-- START OF LISTED ENTRIES --
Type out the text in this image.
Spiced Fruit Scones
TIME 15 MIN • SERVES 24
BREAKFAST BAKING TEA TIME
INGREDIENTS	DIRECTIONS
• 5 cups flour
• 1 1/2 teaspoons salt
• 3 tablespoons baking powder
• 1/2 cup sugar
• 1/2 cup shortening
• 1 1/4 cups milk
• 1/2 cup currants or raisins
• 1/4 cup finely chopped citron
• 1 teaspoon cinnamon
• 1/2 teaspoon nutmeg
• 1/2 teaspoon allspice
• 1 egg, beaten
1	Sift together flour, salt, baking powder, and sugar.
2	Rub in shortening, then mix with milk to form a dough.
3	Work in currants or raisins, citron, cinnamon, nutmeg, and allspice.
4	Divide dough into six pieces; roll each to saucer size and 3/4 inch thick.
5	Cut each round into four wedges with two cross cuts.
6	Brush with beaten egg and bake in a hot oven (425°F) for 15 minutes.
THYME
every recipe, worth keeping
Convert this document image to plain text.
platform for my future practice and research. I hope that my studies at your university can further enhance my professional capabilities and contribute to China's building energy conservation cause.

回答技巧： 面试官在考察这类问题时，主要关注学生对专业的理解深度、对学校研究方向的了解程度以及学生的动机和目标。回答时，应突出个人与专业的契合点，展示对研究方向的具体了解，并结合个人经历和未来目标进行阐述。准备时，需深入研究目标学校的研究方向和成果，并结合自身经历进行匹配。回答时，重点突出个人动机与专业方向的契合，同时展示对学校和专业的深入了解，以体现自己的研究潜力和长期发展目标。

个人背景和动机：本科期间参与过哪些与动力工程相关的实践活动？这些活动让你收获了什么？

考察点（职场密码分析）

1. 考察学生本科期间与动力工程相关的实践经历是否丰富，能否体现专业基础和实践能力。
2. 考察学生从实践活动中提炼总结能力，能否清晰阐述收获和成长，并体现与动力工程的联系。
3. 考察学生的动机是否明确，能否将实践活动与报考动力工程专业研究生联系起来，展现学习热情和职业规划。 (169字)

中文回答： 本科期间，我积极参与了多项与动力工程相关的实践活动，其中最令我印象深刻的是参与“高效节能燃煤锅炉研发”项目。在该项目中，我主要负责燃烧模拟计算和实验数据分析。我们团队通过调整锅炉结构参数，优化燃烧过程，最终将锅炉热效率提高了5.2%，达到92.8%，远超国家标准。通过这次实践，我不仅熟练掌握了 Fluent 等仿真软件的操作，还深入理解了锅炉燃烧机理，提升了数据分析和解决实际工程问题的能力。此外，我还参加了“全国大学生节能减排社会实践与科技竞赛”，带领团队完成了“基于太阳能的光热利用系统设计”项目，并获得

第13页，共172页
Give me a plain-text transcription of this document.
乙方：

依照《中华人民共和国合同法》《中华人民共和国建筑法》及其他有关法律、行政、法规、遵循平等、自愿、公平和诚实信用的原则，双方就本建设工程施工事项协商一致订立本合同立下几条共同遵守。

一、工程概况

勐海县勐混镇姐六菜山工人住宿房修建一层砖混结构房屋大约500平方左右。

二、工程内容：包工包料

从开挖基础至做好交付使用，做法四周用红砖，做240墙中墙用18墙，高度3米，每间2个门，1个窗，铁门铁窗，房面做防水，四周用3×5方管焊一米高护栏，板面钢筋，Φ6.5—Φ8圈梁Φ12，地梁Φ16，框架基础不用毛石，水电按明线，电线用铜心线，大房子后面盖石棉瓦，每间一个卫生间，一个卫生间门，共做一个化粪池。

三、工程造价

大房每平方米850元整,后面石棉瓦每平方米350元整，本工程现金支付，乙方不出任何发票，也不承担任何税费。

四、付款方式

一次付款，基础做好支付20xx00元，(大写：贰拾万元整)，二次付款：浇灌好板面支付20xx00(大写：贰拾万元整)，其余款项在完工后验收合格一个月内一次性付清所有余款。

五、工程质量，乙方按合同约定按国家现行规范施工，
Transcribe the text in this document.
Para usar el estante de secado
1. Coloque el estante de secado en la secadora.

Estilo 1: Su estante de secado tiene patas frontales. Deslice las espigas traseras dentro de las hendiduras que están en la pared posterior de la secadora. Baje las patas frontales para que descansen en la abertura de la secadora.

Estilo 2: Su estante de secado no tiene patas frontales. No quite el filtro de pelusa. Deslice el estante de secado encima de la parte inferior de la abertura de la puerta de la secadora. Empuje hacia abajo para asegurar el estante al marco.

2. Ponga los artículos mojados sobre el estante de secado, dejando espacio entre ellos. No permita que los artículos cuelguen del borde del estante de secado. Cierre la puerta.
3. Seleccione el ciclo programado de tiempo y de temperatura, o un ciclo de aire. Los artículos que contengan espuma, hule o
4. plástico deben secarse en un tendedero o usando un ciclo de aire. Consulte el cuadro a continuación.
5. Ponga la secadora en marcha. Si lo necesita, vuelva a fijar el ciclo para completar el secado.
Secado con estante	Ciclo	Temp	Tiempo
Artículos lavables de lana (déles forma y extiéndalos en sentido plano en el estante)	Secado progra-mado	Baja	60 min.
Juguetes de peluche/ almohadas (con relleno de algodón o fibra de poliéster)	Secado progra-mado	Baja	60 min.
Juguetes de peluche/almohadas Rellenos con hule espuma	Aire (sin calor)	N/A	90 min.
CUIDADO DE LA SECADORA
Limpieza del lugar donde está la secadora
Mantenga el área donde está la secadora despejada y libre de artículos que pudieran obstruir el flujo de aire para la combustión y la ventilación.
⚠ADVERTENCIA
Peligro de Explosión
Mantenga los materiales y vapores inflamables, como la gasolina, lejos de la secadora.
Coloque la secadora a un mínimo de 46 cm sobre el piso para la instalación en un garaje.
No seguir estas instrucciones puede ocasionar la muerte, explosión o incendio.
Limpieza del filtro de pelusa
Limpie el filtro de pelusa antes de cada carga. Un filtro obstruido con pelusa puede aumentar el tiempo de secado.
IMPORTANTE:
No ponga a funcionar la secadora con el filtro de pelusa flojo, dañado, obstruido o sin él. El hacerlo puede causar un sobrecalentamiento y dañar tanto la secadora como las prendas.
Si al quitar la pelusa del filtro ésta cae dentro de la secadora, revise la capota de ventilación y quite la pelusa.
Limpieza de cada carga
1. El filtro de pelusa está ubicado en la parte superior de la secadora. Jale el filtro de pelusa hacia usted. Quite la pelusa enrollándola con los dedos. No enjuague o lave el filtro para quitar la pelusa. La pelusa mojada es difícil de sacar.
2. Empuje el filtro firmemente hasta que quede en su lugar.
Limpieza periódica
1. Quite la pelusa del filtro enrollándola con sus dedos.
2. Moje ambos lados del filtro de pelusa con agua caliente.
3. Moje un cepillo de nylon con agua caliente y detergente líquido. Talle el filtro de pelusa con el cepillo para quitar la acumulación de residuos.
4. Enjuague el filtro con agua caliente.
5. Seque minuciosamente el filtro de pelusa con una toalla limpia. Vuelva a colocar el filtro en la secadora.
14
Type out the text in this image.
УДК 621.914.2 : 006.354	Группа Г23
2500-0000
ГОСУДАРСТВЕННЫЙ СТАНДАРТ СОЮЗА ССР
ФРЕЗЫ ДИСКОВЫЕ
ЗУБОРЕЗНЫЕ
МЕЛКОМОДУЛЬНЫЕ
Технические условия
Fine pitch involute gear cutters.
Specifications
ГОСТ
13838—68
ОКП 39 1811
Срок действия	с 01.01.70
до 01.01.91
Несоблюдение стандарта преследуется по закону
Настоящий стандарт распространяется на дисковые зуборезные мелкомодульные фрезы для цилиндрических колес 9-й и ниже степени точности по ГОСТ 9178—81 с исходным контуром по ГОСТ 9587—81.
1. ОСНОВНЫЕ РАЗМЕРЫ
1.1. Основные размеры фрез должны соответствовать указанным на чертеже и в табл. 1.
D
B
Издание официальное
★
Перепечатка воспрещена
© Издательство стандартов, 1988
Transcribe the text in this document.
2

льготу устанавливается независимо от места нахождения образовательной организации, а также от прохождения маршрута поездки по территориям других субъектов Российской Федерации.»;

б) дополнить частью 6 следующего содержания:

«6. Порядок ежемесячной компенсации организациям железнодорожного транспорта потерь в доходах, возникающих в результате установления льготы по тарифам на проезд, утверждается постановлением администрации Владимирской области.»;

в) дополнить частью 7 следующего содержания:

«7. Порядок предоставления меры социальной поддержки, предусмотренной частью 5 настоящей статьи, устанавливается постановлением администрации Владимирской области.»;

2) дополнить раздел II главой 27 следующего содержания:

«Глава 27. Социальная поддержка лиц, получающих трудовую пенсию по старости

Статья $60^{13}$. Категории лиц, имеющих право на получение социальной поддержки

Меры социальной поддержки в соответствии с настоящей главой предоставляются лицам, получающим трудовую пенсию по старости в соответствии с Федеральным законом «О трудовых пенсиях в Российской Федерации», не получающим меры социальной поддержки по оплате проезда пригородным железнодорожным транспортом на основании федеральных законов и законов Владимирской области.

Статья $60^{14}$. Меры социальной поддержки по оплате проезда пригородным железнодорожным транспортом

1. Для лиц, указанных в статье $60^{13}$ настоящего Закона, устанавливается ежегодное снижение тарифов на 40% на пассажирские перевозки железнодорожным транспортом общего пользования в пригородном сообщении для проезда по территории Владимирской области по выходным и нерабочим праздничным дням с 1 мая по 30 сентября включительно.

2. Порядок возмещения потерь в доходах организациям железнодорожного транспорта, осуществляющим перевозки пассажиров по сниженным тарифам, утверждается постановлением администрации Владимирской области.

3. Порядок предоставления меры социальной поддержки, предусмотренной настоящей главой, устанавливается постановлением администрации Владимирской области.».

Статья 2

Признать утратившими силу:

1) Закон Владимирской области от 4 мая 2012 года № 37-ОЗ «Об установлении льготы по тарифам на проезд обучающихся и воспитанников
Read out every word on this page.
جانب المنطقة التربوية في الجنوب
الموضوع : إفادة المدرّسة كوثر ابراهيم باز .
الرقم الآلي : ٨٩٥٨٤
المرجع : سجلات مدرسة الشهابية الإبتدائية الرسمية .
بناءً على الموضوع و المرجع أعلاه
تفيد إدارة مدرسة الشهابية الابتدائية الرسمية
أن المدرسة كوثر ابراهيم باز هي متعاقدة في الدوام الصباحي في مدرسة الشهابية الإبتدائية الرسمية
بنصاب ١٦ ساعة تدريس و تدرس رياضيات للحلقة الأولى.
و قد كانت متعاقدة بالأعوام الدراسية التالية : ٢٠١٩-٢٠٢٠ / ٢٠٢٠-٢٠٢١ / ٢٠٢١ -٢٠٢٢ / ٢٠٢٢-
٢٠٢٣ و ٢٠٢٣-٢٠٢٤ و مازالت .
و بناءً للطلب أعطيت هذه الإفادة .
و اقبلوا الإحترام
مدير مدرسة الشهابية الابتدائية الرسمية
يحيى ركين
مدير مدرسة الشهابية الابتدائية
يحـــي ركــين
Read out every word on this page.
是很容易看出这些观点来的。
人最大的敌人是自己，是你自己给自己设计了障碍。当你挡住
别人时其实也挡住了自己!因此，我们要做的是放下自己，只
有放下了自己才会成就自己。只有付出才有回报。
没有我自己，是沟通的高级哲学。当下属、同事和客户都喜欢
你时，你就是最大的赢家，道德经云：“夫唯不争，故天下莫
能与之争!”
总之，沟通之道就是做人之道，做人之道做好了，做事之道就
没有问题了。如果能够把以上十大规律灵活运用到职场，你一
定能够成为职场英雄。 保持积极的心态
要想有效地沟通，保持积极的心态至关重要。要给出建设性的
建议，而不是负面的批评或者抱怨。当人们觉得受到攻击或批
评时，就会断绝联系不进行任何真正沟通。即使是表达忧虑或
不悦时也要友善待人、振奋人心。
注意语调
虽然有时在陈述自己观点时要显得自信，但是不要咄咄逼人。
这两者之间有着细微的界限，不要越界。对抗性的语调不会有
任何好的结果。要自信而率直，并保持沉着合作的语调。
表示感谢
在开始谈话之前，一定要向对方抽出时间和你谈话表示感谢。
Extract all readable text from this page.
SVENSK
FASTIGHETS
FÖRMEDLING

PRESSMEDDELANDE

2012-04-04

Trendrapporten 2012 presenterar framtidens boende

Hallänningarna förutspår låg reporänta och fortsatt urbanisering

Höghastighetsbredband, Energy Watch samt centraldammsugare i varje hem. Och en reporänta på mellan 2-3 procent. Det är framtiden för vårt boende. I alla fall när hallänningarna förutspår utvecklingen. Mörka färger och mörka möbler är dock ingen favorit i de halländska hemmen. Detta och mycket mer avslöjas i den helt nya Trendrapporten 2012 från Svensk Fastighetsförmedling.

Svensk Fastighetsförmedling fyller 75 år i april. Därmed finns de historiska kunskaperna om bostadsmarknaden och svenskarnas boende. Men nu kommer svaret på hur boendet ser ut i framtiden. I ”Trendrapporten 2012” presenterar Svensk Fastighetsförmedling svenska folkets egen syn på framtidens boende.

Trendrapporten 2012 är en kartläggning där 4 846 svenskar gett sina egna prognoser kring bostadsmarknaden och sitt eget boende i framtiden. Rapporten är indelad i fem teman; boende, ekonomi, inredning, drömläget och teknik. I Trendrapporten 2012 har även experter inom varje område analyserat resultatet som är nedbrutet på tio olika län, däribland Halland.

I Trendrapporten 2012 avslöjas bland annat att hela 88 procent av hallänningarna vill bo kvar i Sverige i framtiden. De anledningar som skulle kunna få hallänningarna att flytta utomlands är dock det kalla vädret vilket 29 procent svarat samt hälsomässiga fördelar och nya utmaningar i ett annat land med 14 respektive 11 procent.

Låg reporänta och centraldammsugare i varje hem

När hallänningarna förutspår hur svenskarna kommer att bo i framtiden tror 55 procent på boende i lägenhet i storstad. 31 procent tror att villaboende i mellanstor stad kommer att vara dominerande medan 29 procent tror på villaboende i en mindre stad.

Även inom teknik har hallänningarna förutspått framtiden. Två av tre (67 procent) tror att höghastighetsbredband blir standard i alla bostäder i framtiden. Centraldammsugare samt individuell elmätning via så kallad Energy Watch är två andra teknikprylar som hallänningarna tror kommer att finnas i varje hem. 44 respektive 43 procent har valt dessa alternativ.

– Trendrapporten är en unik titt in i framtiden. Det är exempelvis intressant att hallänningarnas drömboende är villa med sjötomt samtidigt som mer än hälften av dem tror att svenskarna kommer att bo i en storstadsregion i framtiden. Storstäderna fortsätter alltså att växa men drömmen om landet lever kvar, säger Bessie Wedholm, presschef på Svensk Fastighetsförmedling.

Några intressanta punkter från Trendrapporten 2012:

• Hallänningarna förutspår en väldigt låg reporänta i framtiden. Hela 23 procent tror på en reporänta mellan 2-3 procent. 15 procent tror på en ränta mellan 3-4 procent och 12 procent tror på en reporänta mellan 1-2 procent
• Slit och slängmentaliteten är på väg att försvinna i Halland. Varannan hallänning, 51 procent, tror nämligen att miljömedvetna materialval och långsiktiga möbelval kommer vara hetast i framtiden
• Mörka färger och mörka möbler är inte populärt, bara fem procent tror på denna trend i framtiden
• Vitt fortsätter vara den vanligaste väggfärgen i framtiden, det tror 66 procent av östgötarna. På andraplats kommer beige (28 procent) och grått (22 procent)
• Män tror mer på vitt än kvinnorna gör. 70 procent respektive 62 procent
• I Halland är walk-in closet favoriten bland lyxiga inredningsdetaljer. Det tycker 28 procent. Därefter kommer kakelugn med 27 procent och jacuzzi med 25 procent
-- END OF LISTED ENTRIES --
DIRECTION
In the material above, find the lines that contain "donde" and show them.

FINAL RESULT
Limpieza del lugar donde está la secadora
Mantenga el área donde está la secadora despejada y libre de artículos que pudieran obstruir el flujo de aire para la combustión y la ventilación.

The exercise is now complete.